* Problem details
Would you pull out every line of the material that contains the string "Simulated"?

Records that describe figures

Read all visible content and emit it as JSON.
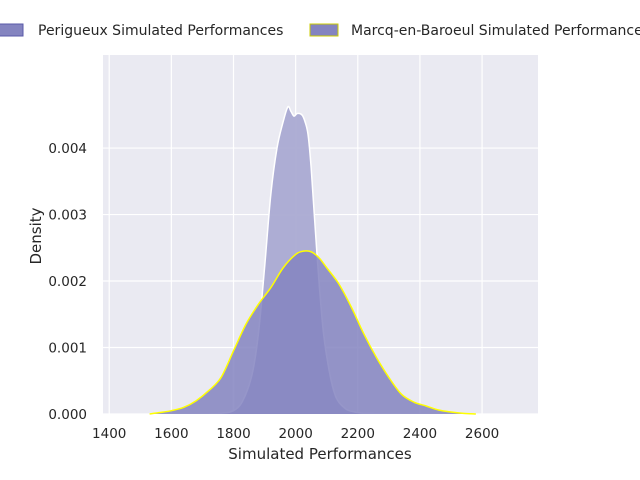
{
  "chart_data": {
    "type": "area",
    "xlabel": "Simulated Performances",
    "ylabel": "Density",
    "xlim": [
      1380,
      2780
    ],
    "ylim": [
      0,
      0.0054
    ],
    "xticks": [
      1400,
      1600,
      1800,
      2000,
      2200,
      2400,
      2600
    ],
    "yticks": [
      0.0,
      0.001,
      0.002,
      0.003,
      0.004
    ],
    "ytick_labels": [
      "0.000",
      "0.001",
      "0.002",
      "0.003",
      "0.004"
    ],
    "grid": true,
    "legend_placement": "top",
    "series": [
      {
        "name": "Perigueux Simulated Performances",
        "fill": "#aaaad2",
        "edge": "#ffffff",
        "x": [
          1720,
          1760,
          1800,
          1830,
          1860,
          1880,
          1900,
          1920,
          1940,
          1960,
          1975,
          1985,
          1995,
          2005,
          2020,
          2030,
          2040,
          2050,
          2060,
          2075,
          2090,
          2110,
          2130,
          2160,
          2190,
          2220,
          2260,
          2300,
          2340
        ],
        "y": [
          0.0,
          1e-05,
          5e-05,
          0.0002,
          0.0006,
          0.0012,
          0.0022,
          0.0033,
          0.004,
          0.0044,
          0.00462,
          0.00455,
          0.00448,
          0.00452,
          0.0045,
          0.0044,
          0.0042,
          0.0037,
          0.003,
          0.002,
          0.0012,
          0.0006,
          0.00025,
          8e-05,
          3e-05,
          1e-05,
          4e-06,
          1e-06,
          0.0
        ]
      },
      {
        "name": "Marcq-en-Baroeul Simulated Performances",
        "fill": "#8484c0",
        "edge": "#ffff00",
        "x": [
          1530,
          1560,
          1600,
          1640,
          1680,
          1720,
          1760,
          1800,
          1840,
          1880,
          1920,
          1960,
          2000,
          2025,
          2050,
          2075,
          2100,
          2140,
          2180,
          2220,
          2260,
          2300,
          2340,
          2380,
          2420,
          2460,
          2500,
          2540,
          2580
        ],
        "y": [
          0.0,
          2e-05,
          5e-05,
          0.0001,
          0.0002,
          0.00035,
          0.00055,
          0.00095,
          0.00135,
          0.00165,
          0.0019,
          0.0022,
          0.0024,
          0.00245,
          0.00244,
          0.00235,
          0.0022,
          0.00195,
          0.0016,
          0.0012,
          0.00085,
          0.00055,
          0.0003,
          0.00018,
          0.00012,
          6e-05,
          3e-05,
          1e-05,
          0.0
        ]
      }
    ]
  }
}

* Written answer
    "xlabel": "Simulated Performances",
        "name": "Perigueux Simulated Performances",
        "name": "Marcq-en-Baroeul Simulated Performances",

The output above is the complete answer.